» INSTRUCTION
The exercise asks you to copy every line below in which "Settings" appears.

Records about charts and figures
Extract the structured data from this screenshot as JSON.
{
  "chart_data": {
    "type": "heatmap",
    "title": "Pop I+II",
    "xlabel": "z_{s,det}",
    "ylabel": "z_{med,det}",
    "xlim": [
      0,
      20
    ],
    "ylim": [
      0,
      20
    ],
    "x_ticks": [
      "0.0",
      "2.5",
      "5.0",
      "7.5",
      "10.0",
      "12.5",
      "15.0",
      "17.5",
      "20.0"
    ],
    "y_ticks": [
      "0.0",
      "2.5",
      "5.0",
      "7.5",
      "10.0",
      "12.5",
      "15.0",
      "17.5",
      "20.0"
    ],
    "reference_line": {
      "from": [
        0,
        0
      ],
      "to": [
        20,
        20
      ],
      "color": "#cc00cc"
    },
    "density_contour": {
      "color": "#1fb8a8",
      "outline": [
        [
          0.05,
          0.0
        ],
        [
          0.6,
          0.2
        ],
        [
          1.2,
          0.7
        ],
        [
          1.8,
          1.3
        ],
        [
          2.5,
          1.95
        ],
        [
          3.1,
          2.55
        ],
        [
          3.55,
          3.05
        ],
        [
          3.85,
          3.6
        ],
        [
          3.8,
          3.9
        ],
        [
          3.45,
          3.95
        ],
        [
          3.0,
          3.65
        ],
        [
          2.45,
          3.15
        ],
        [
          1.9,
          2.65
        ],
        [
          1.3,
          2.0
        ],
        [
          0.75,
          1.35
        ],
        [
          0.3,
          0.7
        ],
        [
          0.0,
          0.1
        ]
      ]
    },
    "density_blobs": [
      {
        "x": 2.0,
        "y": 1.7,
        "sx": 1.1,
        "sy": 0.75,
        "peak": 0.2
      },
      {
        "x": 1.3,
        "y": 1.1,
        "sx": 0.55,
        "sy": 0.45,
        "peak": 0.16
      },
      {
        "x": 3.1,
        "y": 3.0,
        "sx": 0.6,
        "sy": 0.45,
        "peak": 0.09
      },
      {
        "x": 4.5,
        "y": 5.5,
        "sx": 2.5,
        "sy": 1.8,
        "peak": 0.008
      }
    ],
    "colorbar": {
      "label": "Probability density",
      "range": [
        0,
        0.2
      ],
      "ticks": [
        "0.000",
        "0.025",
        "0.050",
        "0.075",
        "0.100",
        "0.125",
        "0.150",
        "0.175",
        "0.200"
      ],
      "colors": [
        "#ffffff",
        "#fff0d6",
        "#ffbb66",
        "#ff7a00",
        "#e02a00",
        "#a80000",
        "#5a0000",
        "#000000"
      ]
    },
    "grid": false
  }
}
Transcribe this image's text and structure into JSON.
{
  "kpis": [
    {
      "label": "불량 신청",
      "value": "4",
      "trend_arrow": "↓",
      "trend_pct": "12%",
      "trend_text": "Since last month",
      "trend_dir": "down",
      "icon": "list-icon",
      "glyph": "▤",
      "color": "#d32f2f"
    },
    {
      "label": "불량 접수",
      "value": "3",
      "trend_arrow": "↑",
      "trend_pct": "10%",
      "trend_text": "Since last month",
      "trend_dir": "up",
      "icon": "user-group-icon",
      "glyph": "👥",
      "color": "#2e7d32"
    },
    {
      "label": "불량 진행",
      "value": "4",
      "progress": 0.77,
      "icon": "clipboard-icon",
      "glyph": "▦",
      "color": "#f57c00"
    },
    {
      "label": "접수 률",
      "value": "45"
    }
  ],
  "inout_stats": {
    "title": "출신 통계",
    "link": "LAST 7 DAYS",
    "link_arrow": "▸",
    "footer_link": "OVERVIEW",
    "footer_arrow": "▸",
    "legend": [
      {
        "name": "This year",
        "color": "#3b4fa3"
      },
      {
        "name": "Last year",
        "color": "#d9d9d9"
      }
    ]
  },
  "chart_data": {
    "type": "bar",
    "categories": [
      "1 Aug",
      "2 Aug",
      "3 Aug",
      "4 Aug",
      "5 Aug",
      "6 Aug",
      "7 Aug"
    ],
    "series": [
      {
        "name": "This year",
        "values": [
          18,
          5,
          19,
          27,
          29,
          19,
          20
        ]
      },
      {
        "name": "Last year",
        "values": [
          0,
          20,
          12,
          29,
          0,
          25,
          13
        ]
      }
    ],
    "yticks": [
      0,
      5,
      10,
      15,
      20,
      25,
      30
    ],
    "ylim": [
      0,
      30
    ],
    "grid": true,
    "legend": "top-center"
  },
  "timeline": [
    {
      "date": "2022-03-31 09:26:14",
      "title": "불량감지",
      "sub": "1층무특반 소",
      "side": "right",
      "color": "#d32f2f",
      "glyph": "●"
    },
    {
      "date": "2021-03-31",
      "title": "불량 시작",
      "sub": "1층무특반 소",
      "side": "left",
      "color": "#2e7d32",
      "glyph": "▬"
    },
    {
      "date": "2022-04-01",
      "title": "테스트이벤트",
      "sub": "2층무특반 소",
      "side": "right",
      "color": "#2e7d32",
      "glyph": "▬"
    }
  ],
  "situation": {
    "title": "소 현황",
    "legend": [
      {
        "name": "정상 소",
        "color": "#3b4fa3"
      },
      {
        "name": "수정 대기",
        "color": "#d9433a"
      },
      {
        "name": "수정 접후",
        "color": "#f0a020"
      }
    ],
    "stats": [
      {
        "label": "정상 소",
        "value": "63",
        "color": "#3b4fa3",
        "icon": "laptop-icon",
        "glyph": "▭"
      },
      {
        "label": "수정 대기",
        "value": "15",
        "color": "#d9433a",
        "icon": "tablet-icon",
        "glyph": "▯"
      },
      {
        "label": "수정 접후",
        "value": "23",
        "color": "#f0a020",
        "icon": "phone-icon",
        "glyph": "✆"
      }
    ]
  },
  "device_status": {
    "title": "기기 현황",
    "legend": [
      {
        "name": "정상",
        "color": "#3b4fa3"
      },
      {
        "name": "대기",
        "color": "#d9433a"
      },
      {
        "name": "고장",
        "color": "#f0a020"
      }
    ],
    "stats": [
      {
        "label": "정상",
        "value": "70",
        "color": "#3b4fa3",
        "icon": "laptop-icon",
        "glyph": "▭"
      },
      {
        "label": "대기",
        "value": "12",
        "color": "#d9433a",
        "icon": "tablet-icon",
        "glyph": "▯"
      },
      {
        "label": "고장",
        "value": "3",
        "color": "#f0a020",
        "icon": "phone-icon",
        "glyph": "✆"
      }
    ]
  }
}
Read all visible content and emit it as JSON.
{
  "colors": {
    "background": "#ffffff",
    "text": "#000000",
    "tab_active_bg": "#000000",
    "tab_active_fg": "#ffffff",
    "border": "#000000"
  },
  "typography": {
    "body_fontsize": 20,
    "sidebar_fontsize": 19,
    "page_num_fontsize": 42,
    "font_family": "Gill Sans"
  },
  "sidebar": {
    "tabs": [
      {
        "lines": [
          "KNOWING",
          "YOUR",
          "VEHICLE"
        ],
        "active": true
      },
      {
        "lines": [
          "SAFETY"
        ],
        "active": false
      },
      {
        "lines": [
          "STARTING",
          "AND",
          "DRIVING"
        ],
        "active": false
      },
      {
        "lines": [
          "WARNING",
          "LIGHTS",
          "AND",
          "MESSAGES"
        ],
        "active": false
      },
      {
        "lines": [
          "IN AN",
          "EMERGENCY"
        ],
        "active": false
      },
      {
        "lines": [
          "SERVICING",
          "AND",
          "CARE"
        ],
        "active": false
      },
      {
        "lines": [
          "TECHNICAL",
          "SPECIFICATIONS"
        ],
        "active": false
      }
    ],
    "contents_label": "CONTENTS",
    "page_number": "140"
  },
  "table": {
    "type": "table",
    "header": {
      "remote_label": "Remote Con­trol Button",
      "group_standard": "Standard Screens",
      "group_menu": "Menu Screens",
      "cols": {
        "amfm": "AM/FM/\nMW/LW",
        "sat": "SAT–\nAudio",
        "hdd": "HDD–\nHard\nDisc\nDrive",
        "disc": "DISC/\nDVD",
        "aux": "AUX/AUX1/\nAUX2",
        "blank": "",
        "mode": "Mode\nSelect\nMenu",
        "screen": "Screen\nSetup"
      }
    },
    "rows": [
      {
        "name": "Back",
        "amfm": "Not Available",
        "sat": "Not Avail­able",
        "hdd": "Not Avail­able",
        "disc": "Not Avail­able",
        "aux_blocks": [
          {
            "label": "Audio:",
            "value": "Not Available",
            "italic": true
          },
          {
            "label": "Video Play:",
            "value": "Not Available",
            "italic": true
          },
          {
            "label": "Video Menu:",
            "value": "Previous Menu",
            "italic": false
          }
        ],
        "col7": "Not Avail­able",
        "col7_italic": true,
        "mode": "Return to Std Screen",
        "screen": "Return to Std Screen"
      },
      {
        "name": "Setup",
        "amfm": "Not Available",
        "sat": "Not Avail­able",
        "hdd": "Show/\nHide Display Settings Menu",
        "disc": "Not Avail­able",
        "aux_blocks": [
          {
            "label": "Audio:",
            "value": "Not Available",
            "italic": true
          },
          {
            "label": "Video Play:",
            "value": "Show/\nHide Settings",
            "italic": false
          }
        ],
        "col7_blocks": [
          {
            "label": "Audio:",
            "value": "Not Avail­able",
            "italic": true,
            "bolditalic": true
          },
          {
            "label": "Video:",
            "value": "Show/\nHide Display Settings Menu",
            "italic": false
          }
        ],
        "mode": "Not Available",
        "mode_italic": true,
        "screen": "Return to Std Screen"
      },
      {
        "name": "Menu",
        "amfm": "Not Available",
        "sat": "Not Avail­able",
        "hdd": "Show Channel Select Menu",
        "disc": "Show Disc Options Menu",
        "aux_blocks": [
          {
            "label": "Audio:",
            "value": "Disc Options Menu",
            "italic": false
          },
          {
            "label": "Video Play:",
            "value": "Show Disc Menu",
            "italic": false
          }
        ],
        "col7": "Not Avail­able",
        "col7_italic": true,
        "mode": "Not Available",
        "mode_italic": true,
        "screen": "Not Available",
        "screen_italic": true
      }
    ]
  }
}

» WRITTEN ANSWER
        "hdd": "Show/\nHide Display Settings Menu",
            "value": "Show/\nHide Settings",
            "value": "Show/\nHide Display Settings Menu",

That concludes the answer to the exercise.